■ Stated problem ■
Repeat every record below exactly as it appears.

--- start Available records ---

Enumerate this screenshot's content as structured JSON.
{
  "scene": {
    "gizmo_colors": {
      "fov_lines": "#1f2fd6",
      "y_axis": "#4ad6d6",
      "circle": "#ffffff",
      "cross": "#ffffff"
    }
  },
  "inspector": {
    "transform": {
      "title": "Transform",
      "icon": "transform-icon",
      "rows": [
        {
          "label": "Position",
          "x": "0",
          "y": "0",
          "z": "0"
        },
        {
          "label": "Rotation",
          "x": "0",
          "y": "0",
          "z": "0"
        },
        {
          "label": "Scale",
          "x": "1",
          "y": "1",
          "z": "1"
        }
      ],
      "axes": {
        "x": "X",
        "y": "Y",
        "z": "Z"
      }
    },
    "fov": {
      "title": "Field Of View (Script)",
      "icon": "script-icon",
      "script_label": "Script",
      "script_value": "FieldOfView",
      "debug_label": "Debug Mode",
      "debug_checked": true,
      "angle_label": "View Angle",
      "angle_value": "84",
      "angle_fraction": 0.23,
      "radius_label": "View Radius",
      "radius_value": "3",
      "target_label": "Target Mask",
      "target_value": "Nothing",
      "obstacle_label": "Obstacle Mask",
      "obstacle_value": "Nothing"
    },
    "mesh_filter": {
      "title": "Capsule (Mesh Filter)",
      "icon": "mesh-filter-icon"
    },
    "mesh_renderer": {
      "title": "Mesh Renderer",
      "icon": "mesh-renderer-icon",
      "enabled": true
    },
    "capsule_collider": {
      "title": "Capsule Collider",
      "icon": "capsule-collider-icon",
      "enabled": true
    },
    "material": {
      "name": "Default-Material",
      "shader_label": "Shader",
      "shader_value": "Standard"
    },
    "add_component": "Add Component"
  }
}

--- end Available records ---

■ Finished answer ■
Enumerate this screenshot's content as structured JSON.
{
  "scene": {
    "gizmo_colors": {
      "fov_lines": "#1f2fd6",
      "y_axis": "#4ad6d6",
      "circle": "#ffffff",
      "cross": "#ffffff"
    }
  },
  "inspector": {
    "transform": {
      "title": "Transform",
      "icon": "transform-icon",
      "rows": [
        {
          "label": "Position",
          "x": "0",
          "y": "0",
          "z": "0"
        },
        {
          "label": "Rotation",
          "x": "0",
          "y": "0",
          "z": "0"
        },
        {
          "label": "Scale",
          "x": "1",
          "y": "1",
          "z": "1"
        }
      ],
      "axes": {
        "x": "X",
        "y": "Y",
        "z": "Z"
      }
    },
    "fov": {
      "title": "Field Of View (Script)",
      "icon": "script-icon",
      "script_label": "Script",
      "script_value": "FieldOfView",
      "debug_label": "Debug Mode",
      "debug_checked": true,
      "angle_label": "View Angle",
      "angle_value": "84",
      "angle_fraction": 0.23,
      "radius_label": "View Radius",
      "radius_value": "3",
      "target_label": "Target Mask",
      "target_value": "Nothing",
      "obstacle_label": "Obstacle Mask",
      "obstacle_value": "Nothing"
    },
    "mesh_filter": {
      "title": "Capsule (Mesh Filter)",
      "icon": "mesh-filter-icon"
    },
    "mesh_renderer": {
      "title": "Mesh Renderer",
      "icon": "mesh-renderer-icon",
      "enabled": true
    },
    "capsule_collider": {
      "title": "Capsule Collider",
      "icon": "capsule-collider-icon",
      "enabled": true
    },
    "material": {
      "name": "Default-Material",
      "shader_label": "Shader",
      "shader_value": "Standard"
    },
    "add_component": "Add Component"
  }
}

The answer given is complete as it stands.